Task statement: Look for the string "Holland" and copy every line that has it.

Entries:

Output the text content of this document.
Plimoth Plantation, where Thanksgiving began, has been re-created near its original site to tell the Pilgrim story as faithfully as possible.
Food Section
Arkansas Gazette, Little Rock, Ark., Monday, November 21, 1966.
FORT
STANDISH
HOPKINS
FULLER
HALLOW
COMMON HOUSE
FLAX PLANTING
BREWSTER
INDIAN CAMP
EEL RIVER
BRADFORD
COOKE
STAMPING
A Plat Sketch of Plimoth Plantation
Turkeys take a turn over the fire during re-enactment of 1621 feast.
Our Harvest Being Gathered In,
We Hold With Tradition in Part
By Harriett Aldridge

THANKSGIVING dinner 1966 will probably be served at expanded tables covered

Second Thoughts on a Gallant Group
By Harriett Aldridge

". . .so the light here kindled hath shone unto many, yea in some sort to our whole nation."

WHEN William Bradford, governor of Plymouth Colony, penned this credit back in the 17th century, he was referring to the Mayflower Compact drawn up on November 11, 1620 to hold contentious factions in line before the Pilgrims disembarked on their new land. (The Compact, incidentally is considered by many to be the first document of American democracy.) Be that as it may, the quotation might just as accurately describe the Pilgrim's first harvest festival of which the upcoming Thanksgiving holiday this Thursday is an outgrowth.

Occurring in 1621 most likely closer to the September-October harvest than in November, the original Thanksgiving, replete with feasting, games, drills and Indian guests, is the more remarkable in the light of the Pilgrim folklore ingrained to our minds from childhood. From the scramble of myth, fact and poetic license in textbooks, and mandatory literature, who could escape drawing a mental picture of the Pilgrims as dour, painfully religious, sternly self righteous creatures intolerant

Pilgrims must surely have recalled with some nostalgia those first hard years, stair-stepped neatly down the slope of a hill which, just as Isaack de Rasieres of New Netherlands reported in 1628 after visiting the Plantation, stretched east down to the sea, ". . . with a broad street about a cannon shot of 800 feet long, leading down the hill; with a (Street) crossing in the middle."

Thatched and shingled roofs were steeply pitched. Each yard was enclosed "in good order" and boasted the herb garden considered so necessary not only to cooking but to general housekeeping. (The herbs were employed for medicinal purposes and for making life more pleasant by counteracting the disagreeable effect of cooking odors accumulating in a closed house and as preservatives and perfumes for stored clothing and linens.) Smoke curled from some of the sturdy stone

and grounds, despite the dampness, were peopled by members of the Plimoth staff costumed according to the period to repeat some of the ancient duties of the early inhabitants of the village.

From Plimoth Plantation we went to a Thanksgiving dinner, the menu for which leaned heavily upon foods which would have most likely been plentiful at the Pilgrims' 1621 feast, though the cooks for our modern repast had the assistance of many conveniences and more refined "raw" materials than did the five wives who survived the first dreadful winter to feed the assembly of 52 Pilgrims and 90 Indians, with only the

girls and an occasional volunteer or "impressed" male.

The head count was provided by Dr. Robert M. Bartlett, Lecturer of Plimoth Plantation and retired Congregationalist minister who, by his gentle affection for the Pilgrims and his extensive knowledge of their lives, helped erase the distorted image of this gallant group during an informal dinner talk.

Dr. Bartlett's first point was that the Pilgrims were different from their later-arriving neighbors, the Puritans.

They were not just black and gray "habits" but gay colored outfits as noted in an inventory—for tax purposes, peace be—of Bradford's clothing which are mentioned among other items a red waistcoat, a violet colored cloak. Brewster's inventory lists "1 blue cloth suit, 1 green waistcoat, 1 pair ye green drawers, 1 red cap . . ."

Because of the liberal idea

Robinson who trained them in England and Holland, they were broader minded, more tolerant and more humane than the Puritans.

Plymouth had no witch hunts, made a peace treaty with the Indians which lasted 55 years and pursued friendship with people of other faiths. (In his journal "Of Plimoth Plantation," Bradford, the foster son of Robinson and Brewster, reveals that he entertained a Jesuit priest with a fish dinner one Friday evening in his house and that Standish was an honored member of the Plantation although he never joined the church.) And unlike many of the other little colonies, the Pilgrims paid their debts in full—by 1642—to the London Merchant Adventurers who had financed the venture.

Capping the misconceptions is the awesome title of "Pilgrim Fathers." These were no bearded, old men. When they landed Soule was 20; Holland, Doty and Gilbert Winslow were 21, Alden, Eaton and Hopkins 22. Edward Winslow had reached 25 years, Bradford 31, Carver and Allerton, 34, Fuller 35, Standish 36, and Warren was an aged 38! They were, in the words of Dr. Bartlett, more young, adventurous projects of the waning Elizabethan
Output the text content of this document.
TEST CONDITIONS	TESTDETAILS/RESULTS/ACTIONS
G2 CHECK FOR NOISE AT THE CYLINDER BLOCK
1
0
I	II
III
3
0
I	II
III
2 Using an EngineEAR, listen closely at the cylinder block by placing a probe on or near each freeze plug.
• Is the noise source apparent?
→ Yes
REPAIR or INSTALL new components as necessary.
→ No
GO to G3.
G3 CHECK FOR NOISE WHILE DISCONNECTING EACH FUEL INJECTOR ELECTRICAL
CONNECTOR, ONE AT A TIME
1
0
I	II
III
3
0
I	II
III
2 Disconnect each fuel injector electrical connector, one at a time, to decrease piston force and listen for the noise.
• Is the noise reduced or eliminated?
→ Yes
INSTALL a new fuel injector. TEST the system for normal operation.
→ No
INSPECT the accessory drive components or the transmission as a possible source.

Task solution:
Robinson who trained them in England and Holland, they were broader minded, more tolerant and more humane than the Puritans.
Capping the misconceptions is the awesome title of "Pilgrim Fathers." These were no bearded, old men. When they landed Soule was 20; Holland, Doty and Gilbert Winslow were 21, Alden, Eaton and Hopkins 22. Edward Winslow had reached 25 years, Bradford 31, Carver and Allerton, 34, Fuller 35, Standish 36, and Warren was an aged 38! They were, in the words of Dr. Bartlett, more young, adventurous projects of the waning Elizabethan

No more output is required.